Task goal:
Repeat the entries that follow verbatim, without any of their pictures.

Dataset records:
○ ○ ○ ○ ○

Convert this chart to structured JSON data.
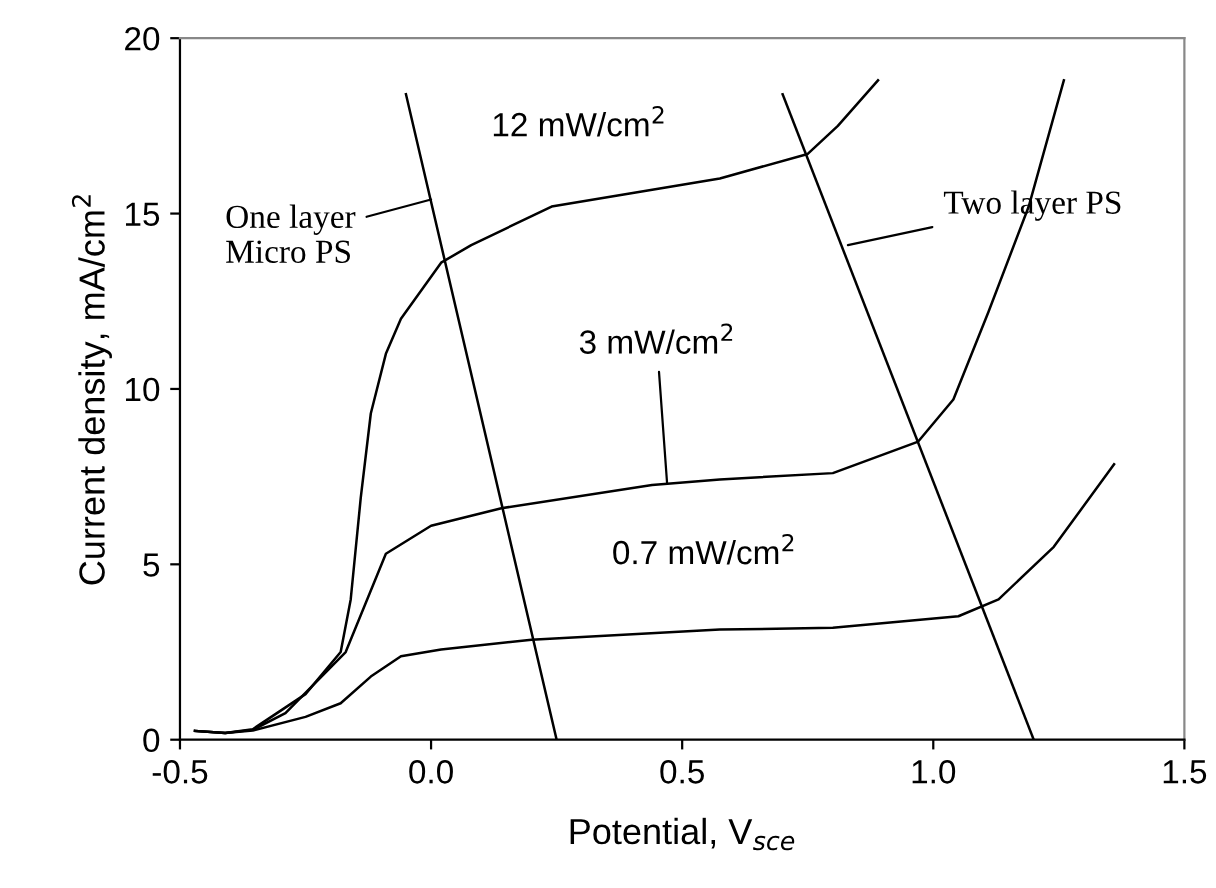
{
  "chart_data": {
    "type": "line",
    "xlabel": "Potential, V$_{sce}$",
    "ylabel": "Current density, mA/cm$^{2}$",
    "xlim": [
      -0.5,
      1.5
    ],
    "ylim": [
      0,
      20
    ],
    "xticks": [
      {
        "value": -0.5,
        "label": "-0.5"
      },
      {
        "value": 0,
        "label": "0.0"
      },
      {
        "value": 0.5,
        "label": "0.5"
      },
      {
        "value": 1,
        "label": "1.0"
      },
      {
        "value": 1.5,
        "label": "1.5"
      }
    ],
    "yticks": [
      0,
      5,
      10,
      15,
      20
    ],
    "grid": false,
    "legend": false,
    "marker": "none",
    "line_style": "solid",
    "series": [
      {
        "color": "#000000",
        "x": [
          -0.47,
          -0.41,
          -0.355,
          -0.25,
          -0.18,
          -0.16,
          -0.14,
          -0.12,
          -0.09,
          -0.06,
          0.02,
          0.08,
          0.24,
          0.575,
          0.75,
          0.81,
          0.89
        ],
        "values": [
          0.25,
          0.19,
          0.3,
          1.3,
          2.5,
          4.0,
          6.9,
          9.3,
          11.0,
          12.0,
          13.6,
          14.1,
          15.2,
          16.0,
          16.7,
          17.5,
          18.8
        ]
      },
      {
        "color": "#000000",
        "x": [
          -0.47,
          -0.41,
          -0.355,
          -0.29,
          -0.17,
          -0.09,
          0.0,
          0.14,
          0.44,
          0.575,
          0.8,
          0.97,
          1.04,
          1.11,
          1.19,
          1.26
        ],
        "values": [
          0.25,
          0.19,
          0.28,
          0.76,
          2.5,
          5.3,
          6.1,
          6.6,
          7.26,
          7.42,
          7.6,
          8.5,
          9.7,
          12.2,
          15.2,
          18.8
        ]
      },
      {
        "color": "#000000",
        "x": [
          -0.47,
          -0.41,
          -0.355,
          -0.25,
          -0.18,
          -0.12,
          -0.06,
          0.02,
          0.2,
          0.575,
          0.8,
          1.05,
          1.13,
          1.24,
          1.36
        ],
        "values": [
          0.25,
          0.19,
          0.26,
          0.65,
          1.04,
          1.8,
          2.38,
          2.57,
          2.85,
          3.14,
          3.19,
          3.52,
          4.0,
          5.5,
          7.85
        ]
      },
      {
        "color": "#000000",
        "x": [
          -0.05,
          0.25
        ],
        "values": [
          18.4,
          0
        ]
      },
      {
        "color": "#000000",
        "x": [
          0.7,
          1.2
        ],
        "values": [
          18.4,
          0
        ]
      }
    ],
    "annotations": [
      "12 mW/cm$^{2}$",
      "0.7 mW/cm$^{2}$",
      {
        "text": "3 mW/cm$^{2}$",
        "x": 0.47,
        "y": 7.3
      },
      {
        "text": "One layer\nMicro PS",
        "x": 0.0,
        "y": 15.4
      },
      {
        "text": "Two layer PS",
        "x": 0.83,
        "y": 14.1
      }
    ]
  }
}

○ ○ ○ ○ ○

Output of the task:
Convert this chart to structured JSON data.
{
  "chart_data": {
    "type": "line",
    "xlabel": "Potential, V$_{sce}$",
    "ylabel": "Current density, mA/cm$^{2}$",
    "xlim": [
      -0.5,
      1.5
    ],
    "ylim": [
      0,
      20
    ],
    "xticks": [
      {
        "value": -0.5,
        "label": "-0.5"
      },
      {
        "value": 0,
        "label": "0.0"
      },
      {
        "value": 0.5,
        "label": "0.5"
      },
      {
        "value": 1,
        "label": "1.0"
      },
      {
        "value": 1.5,
        "label": "1.5"
      }
    ],
    "yticks": [
      0,
      5,
      10,
      15,
      20
    ],
    "grid": false,
    "legend": false,
    "marker": "none",
    "line_style": "solid",
    "series": [
      {
        "color": "#000000",
        "x": [
          -0.47,
          -0.41,
          -0.355,
          -0.25,
          -0.18,
          -0.16,
          -0.14,
          -0.12,
          -0.09,
          -0.06,
          0.02,
          0.08,
          0.24,
          0.575,
          0.75,
          0.81,
          0.89
        ],
        "values": [
          0.25,
          0.19,
          0.3,
          1.3,
          2.5,
          4.0,
          6.9,
          9.3,
          11.0,
          12.0,
          13.6,
          14.1,
          15.2,
          16.0,
          16.7,
          17.5,
          18.8
        ]
      },
      {
        "color": "#000000",
        "x": [
          -0.47,
          -0.41,
          -0.355,
          -0.29,
          -0.17,
          -0.09,
          0.0,
          0.14,
          0.44,
          0.575,
          0.8,
          0.97,
          1.04,
          1.11,
          1.19,
          1.26
        ],
        "values": [
          0.25,
          0.19,
          0.28,
          0.76,
          2.5,
          5.3,
          6.1,
          6.6,
          7.26,
          7.42,
          7.6,
          8.5,
          9.7,
          12.2,
          15.2,
          18.8
        ]
      },
      {
        "color": "#000000",
        "x": [
          -0.47,
          -0.41,
          -0.355,
          -0.25,
          -0.18,
          -0.12,
          -0.06,
          0.02,
          0.2,
          0.575,
          0.8,
          1.05,
          1.13,
          1.24,
          1.36
        ],
        "values": [
          0.25,
          0.19,
          0.26,
          0.65,
          1.04,
          1.8,
          2.38,
          2.57,
          2.85,
          3.14,
          3.19,
          3.52,
          4.0,
          5.5,
          7.85
        ]
      },
      {
        "color": "#000000",
        "x": [
          -0.05,
          0.25
        ],
        "values": [
          18.4,
          0
        ]
      },
      {
        "color": "#000000",
        "x": [
          0.7,
          1.2
        ],
        "values": [
          18.4,
          0
        ]
      }
    ],
    "annotations": [
      "12 mW/cm$^{2}$",
      "0.7 mW/cm$^{2}$",
      {
        "text": "3 mW/cm$^{2}$",
        "x": 0.47,
        "y": 7.3
      },
      {
        "text": "One layer\nMicro PS",
        "x": 0.0,
        "y": 15.4
      },
      {
        "text": "Two layer PS",
        "x": 0.83,
        "y": 14.1
      }
    ]
  }
}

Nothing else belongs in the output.